> Objective: Search the data for the string "about" and extract every line where it appears.

A block of data:
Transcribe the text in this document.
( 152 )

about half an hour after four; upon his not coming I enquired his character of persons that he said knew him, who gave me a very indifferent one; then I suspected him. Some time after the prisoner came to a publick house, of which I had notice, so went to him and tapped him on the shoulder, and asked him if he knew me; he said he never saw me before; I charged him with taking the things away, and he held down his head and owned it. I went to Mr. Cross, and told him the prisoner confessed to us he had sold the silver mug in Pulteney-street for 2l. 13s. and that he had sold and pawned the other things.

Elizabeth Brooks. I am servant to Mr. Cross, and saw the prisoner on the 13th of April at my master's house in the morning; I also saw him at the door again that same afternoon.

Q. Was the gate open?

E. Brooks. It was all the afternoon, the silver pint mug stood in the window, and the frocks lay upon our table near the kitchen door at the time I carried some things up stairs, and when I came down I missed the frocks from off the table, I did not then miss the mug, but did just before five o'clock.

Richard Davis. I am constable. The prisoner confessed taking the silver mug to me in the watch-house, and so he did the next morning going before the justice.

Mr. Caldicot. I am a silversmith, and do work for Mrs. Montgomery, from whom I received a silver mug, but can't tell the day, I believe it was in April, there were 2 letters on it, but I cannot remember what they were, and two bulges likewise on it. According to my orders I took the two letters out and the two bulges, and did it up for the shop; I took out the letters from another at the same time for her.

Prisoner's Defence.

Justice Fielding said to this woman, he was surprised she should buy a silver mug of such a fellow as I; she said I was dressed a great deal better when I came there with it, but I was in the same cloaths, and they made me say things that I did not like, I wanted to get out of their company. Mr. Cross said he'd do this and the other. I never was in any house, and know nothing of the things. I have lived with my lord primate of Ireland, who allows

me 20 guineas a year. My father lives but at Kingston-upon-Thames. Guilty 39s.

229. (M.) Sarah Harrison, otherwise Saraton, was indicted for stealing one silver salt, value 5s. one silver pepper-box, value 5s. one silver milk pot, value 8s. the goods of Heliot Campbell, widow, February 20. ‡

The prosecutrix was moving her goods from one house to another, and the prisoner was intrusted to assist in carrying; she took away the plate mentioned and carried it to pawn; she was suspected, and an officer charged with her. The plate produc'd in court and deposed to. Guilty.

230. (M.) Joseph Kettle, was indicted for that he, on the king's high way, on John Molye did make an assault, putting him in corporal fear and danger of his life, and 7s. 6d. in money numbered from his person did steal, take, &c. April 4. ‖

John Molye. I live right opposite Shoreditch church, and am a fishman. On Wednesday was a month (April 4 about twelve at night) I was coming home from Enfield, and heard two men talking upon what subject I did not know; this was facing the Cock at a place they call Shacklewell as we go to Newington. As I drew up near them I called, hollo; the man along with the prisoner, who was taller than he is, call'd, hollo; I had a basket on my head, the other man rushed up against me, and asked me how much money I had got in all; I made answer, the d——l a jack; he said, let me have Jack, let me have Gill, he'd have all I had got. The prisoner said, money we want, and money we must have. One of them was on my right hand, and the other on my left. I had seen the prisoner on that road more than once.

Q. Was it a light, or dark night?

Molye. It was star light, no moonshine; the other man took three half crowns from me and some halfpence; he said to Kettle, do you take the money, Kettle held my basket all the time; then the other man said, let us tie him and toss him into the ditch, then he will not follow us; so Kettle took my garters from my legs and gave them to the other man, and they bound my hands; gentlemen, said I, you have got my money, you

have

> Result of this exercise:
about half an hour after four; upon his not coming I enquired his character of persons that he said knew him, who gave me a very indifferent one; then I suspected him. Some time after the prisoner came to a publick house, of which I had notice, so went to him and tapped him on the shoulder, and asked him if he knew me; he said he never saw me before; I charged him with taking the things away, and he held down his head and owned it. I went to Mr. Cross, and told him the prisoner confessed to us he had sold the silver mug in Pulteney-street for 2l. 13s. and that he had sold and pawned the other things.
John Molye. I live right opposite Shoreditch church, and am a fishman. On Wednesday was a month (April 4 about twelve at night) I was coming home from Enfield, and heard two men talking upon what subject I did not know; this was facing the Cock at a place they call Shacklewell as we go to Newington. As I drew up near them I called, hollo; the man along with the prisoner, who was taller than he is, call'd, hollo; I had a basket on my head, the other man rushed up against me, and asked me how much money I had got in all; I made answer, the d——l a jack; he said, let me have Jack, let me have Gill, he'd have all I had got. The prisoner said, money we want, and money we must have. One of them was on my right hand, and the other on my left. I had seen the prisoner on that road more than once.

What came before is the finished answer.